## Goal of the exercise
Copy exactly the lines from the one containing "Extract the structured" through the last line of the records below, including both, and leave out any pictures.
>> BEGIN Provided entries
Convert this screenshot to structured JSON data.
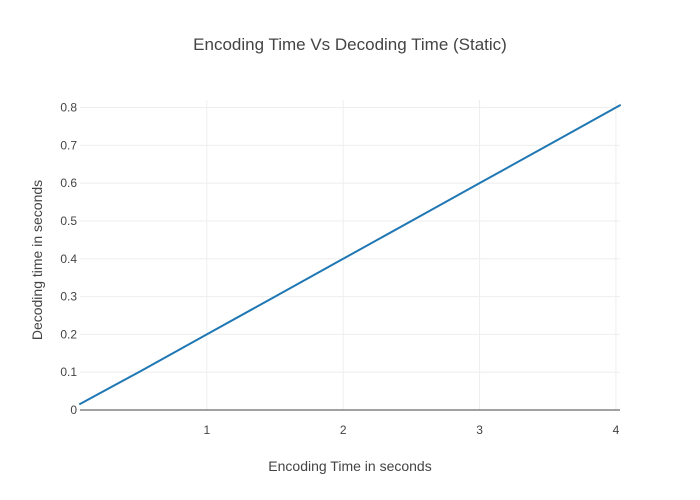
{
  "chart_data": {
    "type": "line",
    "title": "Encoding Time Vs Decoding Time (Static)",
    "xlabel": "Encoding Time in seconds",
    "ylabel": "Decoding time in seconds",
    "xlim": [
      0.07,
      4.03
    ],
    "ylim": [
      0,
      0.82
    ],
    "x_ticks": [
      1,
      2,
      3,
      4
    ],
    "y_ticks": [
      0,
      0.1,
      0.2,
      0.3,
      0.4,
      0.5,
      0.6,
      0.7,
      0.8
    ],
    "grid": true,
    "series": [
      {
        "color": "#1f77b4",
        "x": [
          0.07,
          0.5,
          1.0,
          1.5,
          2.0,
          2.5,
          3.0,
          3.5,
          4.03
        ],
        "y": [
          0.016,
          0.1,
          0.2,
          0.3,
          0.4,
          0.5,
          0.6,
          0.7,
          0.806
        ]
      }
    ]
  }
}
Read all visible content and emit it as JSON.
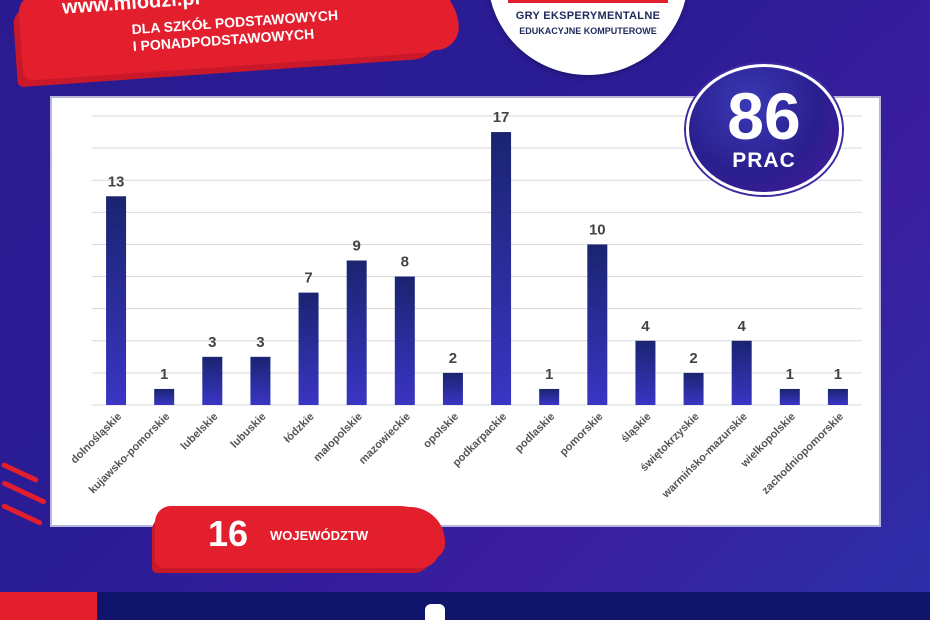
{
  "header": {
    "url": "www.mlodzi.pl",
    "slogan_line1": "DLA SZKÓŁ PODSTAWOWYCH",
    "slogan_line2": "I PONADPODSTAWOWYCH"
  },
  "logo": {
    "line1": "GRY EKSPERYMENTALNE",
    "line2": "EDUKACYJNE KOMPUTEROWE"
  },
  "badge": {
    "number": "86",
    "label": "PRAC"
  },
  "regions": {
    "count": "16",
    "label": "WOJEWÓDZTW"
  },
  "colors": {
    "accent_red": "#e31e2d",
    "bar_top": "#1a2470",
    "bar_bottom": "#3a35c4",
    "background": "#2b1a8f"
  },
  "chart_data": {
    "type": "bar",
    "categories": [
      "dolnośląskie",
      "kujawsko-pomorskie",
      "lubelskie",
      "lubuskie",
      "łódzkie",
      "małopolskie",
      "mazowieckie",
      "opolskie",
      "podkarpackie",
      "podlaskie",
      "pomorskie",
      "śląskie",
      "świętokrzyskie",
      "warmińsko-mazurskie",
      "wielkopolskie",
      "zachodniopomorskie"
    ],
    "values": [
      13,
      1,
      3,
      3,
      7,
      9,
      8,
      2,
      17,
      1,
      10,
      4,
      2,
      4,
      1,
      1
    ],
    "ylim": [
      0,
      18
    ],
    "grid": true,
    "data_labels": true
  }
}
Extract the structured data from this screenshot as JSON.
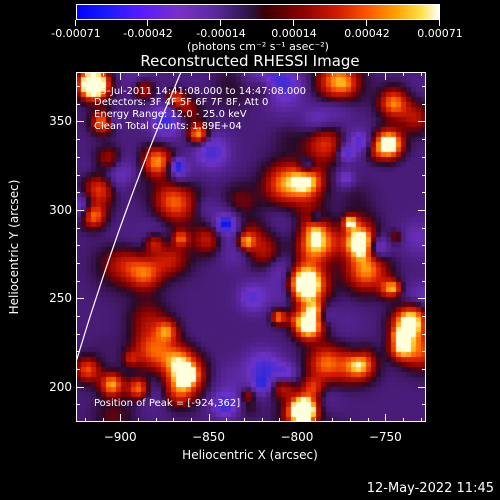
{
  "colorbar": {
    "tick_labels": [
      "-0.00071",
      "-0.00042",
      "-0.00014",
      "0.00014",
      "0.00042",
      "0.00071"
    ],
    "unit_label": "(photons cm⁻² s⁻¹ asec⁻²)"
  },
  "chart_data": {
    "type": "heatmap",
    "title": "Reconstructed RHESSI Image",
    "xlabel": "Heliocentric X (arcsec)",
    "ylabel": "Heliocentric Y (arcsec)",
    "xlim": [
      -925,
      -727
    ],
    "ylim": [
      180,
      378
    ],
    "x_ticks": [
      -900,
      -850,
      -800,
      -750
    ],
    "y_ticks": [
      200,
      250,
      300,
      350
    ],
    "colorbar_range": [
      -0.00071,
      0.00071
    ],
    "colormap": "blue-purple-red-yellow-white",
    "peak_position": [
      -924,
      362
    ],
    "limb": true,
    "grid": false
  },
  "annotations": {
    "time": "25-Jul-2011 14:41:08.000 to 14:47:08.000",
    "detectors": "Detectors: 3F 4F 5F 6F 7F 8F, Att 0",
    "energy": "Energy Range: 12.0 - 25.0 keV",
    "clean": "Clean     Total counts: 1.89E+04",
    "peak": "Position of Peak = [-924,362]"
  },
  "footer": {
    "timestamp": "12-May-2022 11:45"
  }
}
>> END Provided entries
## Completed task
Extract the structured data from this screenshot as JSON.
{
  "colorbar": {
    "tick_labels": [
      "-0.00071",
      "-0.00042",
      "-0.00014",
      "0.00014",
      "0.00042",
      "0.00071"
    ],
    "unit_label": "(photons cm⁻² s⁻¹ asec⁻²)"
  },
  "chart_data": {
    "type": "heatmap",
    "title": "Reconstructed RHESSI Image",
    "xlabel": "Heliocentric X (arcsec)",
    "ylabel": "Heliocentric Y (arcsec)",
    "xlim": [
      -925,
      -727
    ],
    "ylim": [
      180,
      378
    ],
    "x_ticks": [
      -900,
      -850,
      -800,
      -750
    ],
    "y_ticks": [
      200,
      250,
      300,
      350
    ],
    "colorbar_range": [
      -0.00071,
      0.00071
    ],
    "colormap": "blue-purple-red-yellow-white",
    "peak_position": [
      -924,
      362
    ],
    "limb": true,
    "grid": false
  },
  "annotations": {
    "time": "25-Jul-2011 14:41:08.000 to 14:47:08.000",
    "detectors": "Detectors: 3F 4F 5F 6F 7F 8F, Att 0",
    "energy": "Energy Range: 12.0 - 25.0 keV",
    "clean": "Clean     Total counts: 1.89E+04",
    "peak": "Position of Peak = [-924,362]"
  },
  "footer": {
    "timestamp": "12-May-2022 11:45"
  }
}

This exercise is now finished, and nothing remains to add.